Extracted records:
━━━━━━

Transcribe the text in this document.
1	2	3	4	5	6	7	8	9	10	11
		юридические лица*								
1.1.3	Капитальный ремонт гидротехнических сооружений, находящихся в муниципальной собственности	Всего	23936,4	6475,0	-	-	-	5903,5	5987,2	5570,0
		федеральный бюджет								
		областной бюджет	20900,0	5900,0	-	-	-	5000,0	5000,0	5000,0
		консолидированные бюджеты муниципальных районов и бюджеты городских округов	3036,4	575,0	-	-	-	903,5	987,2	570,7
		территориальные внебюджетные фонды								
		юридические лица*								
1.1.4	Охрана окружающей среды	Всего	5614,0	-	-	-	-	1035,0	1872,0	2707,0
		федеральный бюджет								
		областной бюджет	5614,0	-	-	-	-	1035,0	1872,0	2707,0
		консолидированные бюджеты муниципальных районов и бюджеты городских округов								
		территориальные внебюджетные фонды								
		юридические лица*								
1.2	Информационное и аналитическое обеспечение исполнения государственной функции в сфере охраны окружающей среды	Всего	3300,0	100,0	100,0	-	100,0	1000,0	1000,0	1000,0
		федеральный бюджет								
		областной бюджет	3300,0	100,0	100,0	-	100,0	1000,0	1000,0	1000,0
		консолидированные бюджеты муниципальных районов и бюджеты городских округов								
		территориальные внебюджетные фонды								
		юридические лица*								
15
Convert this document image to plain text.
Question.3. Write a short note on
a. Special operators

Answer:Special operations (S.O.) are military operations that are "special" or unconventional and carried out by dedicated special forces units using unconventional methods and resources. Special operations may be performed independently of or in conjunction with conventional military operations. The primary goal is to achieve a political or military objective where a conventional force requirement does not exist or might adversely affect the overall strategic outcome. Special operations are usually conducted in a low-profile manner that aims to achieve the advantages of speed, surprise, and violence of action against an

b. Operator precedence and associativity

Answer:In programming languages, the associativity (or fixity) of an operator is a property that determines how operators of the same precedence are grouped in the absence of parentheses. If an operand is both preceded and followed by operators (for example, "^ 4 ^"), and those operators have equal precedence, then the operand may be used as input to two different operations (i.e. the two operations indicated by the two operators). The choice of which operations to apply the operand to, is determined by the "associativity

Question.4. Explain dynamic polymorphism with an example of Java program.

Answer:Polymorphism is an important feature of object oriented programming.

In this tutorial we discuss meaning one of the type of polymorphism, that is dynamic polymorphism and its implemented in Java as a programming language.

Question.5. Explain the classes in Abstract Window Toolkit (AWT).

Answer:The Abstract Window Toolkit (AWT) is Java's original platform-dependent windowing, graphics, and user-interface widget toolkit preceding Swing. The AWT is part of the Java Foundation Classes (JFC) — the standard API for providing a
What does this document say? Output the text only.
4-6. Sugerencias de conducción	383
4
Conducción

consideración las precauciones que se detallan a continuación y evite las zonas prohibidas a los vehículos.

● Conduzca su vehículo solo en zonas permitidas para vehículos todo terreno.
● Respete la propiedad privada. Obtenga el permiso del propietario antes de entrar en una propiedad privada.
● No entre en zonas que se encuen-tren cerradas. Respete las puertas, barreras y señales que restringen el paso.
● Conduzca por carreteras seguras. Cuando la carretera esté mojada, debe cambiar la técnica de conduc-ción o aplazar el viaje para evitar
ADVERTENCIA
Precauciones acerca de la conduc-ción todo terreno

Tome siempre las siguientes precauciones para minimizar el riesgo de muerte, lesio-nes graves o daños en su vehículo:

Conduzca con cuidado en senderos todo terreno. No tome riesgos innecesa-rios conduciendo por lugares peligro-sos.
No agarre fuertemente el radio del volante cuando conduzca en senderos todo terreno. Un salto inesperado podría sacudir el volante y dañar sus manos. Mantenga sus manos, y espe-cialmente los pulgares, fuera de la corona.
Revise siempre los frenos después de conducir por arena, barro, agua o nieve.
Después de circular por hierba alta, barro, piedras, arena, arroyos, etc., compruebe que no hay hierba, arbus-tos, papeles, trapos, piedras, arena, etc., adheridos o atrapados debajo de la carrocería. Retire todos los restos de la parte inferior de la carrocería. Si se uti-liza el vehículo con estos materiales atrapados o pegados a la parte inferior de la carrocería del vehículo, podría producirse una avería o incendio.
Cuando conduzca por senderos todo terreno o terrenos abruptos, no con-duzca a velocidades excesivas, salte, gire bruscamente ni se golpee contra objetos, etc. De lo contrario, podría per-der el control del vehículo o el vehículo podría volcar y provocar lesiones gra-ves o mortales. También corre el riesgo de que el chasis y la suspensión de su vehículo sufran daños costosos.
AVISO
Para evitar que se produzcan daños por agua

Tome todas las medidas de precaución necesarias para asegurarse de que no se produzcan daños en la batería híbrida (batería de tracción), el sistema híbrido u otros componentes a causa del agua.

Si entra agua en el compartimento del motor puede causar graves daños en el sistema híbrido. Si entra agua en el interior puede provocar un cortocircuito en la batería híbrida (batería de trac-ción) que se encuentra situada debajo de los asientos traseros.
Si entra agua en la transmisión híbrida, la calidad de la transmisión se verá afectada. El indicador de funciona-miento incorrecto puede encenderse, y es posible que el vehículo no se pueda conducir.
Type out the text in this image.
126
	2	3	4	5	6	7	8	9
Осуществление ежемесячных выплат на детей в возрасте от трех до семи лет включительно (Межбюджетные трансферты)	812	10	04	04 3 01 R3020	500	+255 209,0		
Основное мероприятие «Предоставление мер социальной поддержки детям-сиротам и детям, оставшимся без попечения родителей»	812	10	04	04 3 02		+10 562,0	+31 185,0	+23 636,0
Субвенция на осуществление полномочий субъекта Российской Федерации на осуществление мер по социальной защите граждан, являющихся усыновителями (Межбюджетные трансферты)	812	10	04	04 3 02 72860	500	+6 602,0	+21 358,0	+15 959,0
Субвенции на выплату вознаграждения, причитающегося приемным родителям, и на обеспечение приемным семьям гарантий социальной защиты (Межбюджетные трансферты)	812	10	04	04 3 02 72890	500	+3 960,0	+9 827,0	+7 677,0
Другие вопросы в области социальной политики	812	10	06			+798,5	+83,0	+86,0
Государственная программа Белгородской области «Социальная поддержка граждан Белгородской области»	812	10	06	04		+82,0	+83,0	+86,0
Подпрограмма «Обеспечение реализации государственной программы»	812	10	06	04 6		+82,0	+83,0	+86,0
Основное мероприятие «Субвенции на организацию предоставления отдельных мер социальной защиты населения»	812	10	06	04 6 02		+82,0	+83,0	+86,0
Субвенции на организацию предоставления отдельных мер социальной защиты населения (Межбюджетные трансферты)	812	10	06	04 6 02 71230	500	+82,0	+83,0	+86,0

━━━━━━

▸ **Task to complete**:
Go through the records and print each one exactly.

▸ **Task response**:
Transcribe the text in this document.
1	2	3	4	5	6	7	8	9	10	11
		юридические лица*								
1.1.3	Капитальный ремонт гидротехнических сооружений, находящихся в муниципальной собственности	Всего	23936,4	6475,0	-	-	-	5903,5	5987,2	5570,0
		федеральный бюджет								
		областной бюджет	20900,0	5900,0	-	-	-	5000,0	5000,0	5000,0
		консолидированные бюджеты муниципальных районов и бюджеты городских округов	3036,4	575,0	-	-	-	903,5	987,2	570,7
		территориальные внебюджетные фонды								
		юридические лица*								
1.1.4	Охрана окружающей среды	Всего	5614,0	-	-	-	-	1035,0	1872,0	2707,0
		федеральный бюджет								
		областной бюджет	5614,0	-	-	-	-	1035,0	1872,0	2707,0
		консолидированные бюджеты муниципальных районов и бюджеты городских округов								
		территориальные внебюджетные фонды								
		юридические лица*								
1.2	Информационное и аналитическое обеспечение исполнения государственной функции в сфере охраны окружающей среды	Всего	3300,0	100,0	100,0	-	100,0	1000,0	1000,0	1000,0
		федеральный бюджет								
		областной бюджет	3300,0	100,0	100,0	-	100,0	1000,0	1000,0	1000,0
		консолидированные бюджеты муниципальных районов и бюджеты городских округов								
		территориальные внебюджетные фонды								
		юридические лица*								
15
Convert this document image to plain text.
Question.3. Write a short note on
a. Special operators

Answer:Special operations (S.O.) are military operations that are "special" or unconventional and carried out by dedicated special forces units using unconventional methods and resources. Special operations may be performed independently of or in conjunction with conventional military operations. The primary goal is to achieve a political or military objective where a conventional force requirement does not exist or might adversely affect the overall strategic outcome. Special operations are usually conducted in a low-profile manner that aims to achieve the advantages of speed, surprise, and violence of action against an

b. Operator precedence and associativity

Answer:In programming languages, the associativity (or fixity) of an operator is a property that determines how operators of the same precedence are grouped in the absence of parentheses. If an operand is both preceded and followed by operators (for example, "^ 4 ^"), and those operators have equal precedence, then the operand may be used as input to two different operations (i.e. the two operations indicated by the two operators). The choice of which operations to apply the operand to, is determined by the "associativity

Question.4. Explain dynamic polymorphism with an example of Java program.

Answer:Polymorphism is an important feature of object oriented programming.

In this tutorial we discuss meaning one of the type of polymorphism, that is dynamic polymorphism and its implemented in Java as a programming language.

Question.5. Explain the classes in Abstract Window Toolkit (AWT).

Answer:The Abstract Window Toolkit (AWT) is Java's original platform-dependent windowing, graphics, and user-interface widget toolkit preceding Swing. The AWT is part of the Java Foundation Classes (JFC) — the standard API for providing a
What does this document say? Output the text only.
4-6. Sugerencias de conducción	383
4
Conducción

consideración las precauciones que se detallan a continuación y evite las zonas prohibidas a los vehículos.

● Conduzca su vehículo solo en zonas permitidas para vehículos todo terreno.
● Respete la propiedad privada. Obtenga el permiso del propietario antes de entrar en una propiedad privada.
● No entre en zonas que se encuen-tren cerradas. Respete las puertas, barreras y señales que restringen el paso.
● Conduzca por carreteras seguras. Cuando la carretera esté mojada, debe cambiar la técnica de conduc-ción o aplazar el viaje para evitar
ADVERTENCIA
Precauciones acerca de la conduc-ción todo terreno

Tome siempre las siguientes precauciones para minimizar el riesgo de muerte, lesio-nes graves o daños en su vehículo:

Conduzca con cuidado en senderos todo terreno. No tome riesgos innecesa-rios conduciendo por lugares peligro-sos.
No agarre fuertemente el radio del volante cuando conduzca en senderos todo terreno. Un salto inesperado podría sacudir el volante y dañar sus manos. Mantenga sus manos, y espe-cialmente los pulgares, fuera de la corona.
Revise siempre los frenos después de conducir por arena, barro, agua o nieve.
Después de circular por hierba alta, barro, piedras, arena, arroyos, etc., compruebe que no hay hierba, arbus-tos, papeles, trapos, piedras, arena, etc., adheridos o atrapados debajo de la carrocería. Retire todos los restos de la parte inferior de la carrocería. Si se uti-liza el vehículo con estos materiales atrapados o pegados a la parte inferior de la carrocería del vehículo, podría producirse una avería o incendio.
Cuando conduzca por senderos todo terreno o terrenos abruptos, no con-duzca a velocidades excesivas, salte, gire bruscamente ni se golpee contra objetos, etc. De lo contrario, podría per-der el control del vehículo o el vehículo podría volcar y provocar lesiones gra-ves o mortales. También corre el riesgo de que el chasis y la suspensión de su vehículo sufran daños costosos.
AVISO
Para evitar que se produzcan daños por agua

Tome todas las medidas de precaución necesarias para asegurarse de que no se produzcan daños en la batería híbrida (batería de tracción), el sistema híbrido u otros componentes a causa del agua.

Si entra agua en el compartimento del motor puede causar graves daños en el sistema híbrido. Si entra agua en el interior puede provocar un cortocircuito en la batería híbrida (batería de trac-ción) que se encuentra situada debajo de los asientos traseros.
Si entra agua en la transmisión híbrida, la calidad de la transmisión se verá afectada. El indicador de funciona-miento incorrecto puede encenderse, y es posible que el vehículo no se pueda conducir.
Type out the text in this image.
126
	2	3	4	5	6	7	8	9
Осуществление ежемесячных выплат на детей в возрасте от трех до семи лет включительно (Межбюджетные трансферты)	812	10	04	04 3 01 R3020	500	+255 209,0		
Основное мероприятие «Предоставление мер социальной поддержки детям-сиротам и детям, оставшимся без попечения родителей»	812	10	04	04 3 02		+10 562,0	+31 185,0	+23 636,0
Субвенция на осуществление полномочий субъекта Российской Федерации на осуществление мер по социальной защите граждан, являющихся усыновителями (Межбюджетные трансферты)	812	10	04	04 3 02 72860	500	+6 602,0	+21 358,0	+15 959,0
Субвенции на выплату вознаграждения, причитающегося приемным родителям, и на обеспечение приемным семьям гарантий социальной защиты (Межбюджетные трансферты)	812	10	04	04 3 02 72890	500	+3 960,0	+9 827,0	+7 677,0
Другие вопросы в области социальной политики	812	10	06			+798,5	+83,0	+86,0
Государственная программа Белгородской области «Социальная поддержка граждан Белгородской области»	812	10	06	04		+82,0	+83,0	+86,0
Подпрограмма «Обеспечение реализации государственной программы»	812	10	06	04 6		+82,0	+83,0	+86,0
Основное мероприятие «Субвенции на организацию предоставления отдельных мер социальной защиты населения»	812	10	06	04 6 02		+82,0	+83,0	+86,0
Субвенции на организацию предоставления отдельных мер социальной защиты населения (Межбюджетные трансферты)	812	10	06	04 6 02 71230	500	+82,0	+83,0	+86,0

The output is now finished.